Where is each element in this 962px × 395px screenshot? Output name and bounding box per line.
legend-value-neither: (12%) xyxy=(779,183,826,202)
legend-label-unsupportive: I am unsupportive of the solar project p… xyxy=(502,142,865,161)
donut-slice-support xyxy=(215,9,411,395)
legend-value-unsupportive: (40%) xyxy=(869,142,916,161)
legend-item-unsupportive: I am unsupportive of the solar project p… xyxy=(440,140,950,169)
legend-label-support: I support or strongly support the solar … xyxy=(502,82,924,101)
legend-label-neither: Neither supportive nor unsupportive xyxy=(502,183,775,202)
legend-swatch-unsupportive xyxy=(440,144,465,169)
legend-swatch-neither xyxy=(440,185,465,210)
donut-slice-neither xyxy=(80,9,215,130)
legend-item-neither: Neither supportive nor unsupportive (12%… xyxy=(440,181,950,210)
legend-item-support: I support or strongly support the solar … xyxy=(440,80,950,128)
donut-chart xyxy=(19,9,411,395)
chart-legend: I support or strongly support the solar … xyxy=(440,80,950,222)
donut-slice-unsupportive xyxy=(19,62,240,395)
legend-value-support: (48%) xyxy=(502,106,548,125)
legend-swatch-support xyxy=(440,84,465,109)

•••

## Problem to solve
Please change every "solar" in the listing above to "wind", leaving the rest of the lines unchanged.

## Result of this task
Where is each element in this 962px × 395px screenshot? Output name and bounding box per line.
legend-value-neither: (12%) xyxy=(779,183,826,202)
legend-label-unsupportive: I am unsupportive of the wind project p… xyxy=(502,142,865,161)
donut-slice-support xyxy=(215,9,411,395)
legend-value-unsupportive: (40%) xyxy=(869,142,916,161)
legend-item-unsupportive: I am unsupportive of the wind project p… xyxy=(440,140,950,169)
legend-label-support: I support or strongly support the wind … xyxy=(502,82,924,101)
legend-label-neither: Neither supportive nor unsupportive xyxy=(502,183,775,202)
legend-swatch-unsupportive xyxy=(440,144,465,169)
legend-swatch-neither xyxy=(440,185,465,210)
donut-slice-neither xyxy=(80,9,215,130)
legend-item-neither: Neither supportive nor unsupportive (12%… xyxy=(440,181,950,210)
legend-item-support: I support or strongly support the wind … xyxy=(440,80,950,128)
donut-chart xyxy=(19,9,411,395)
chart-legend: I support or strongly support the wind … xyxy=(440,80,950,222)
donut-slice-unsupportive xyxy=(19,62,240,395)
legend-value-support: (48%) xyxy=(502,106,548,125)
legend-swatch-support xyxy=(440,84,465,109)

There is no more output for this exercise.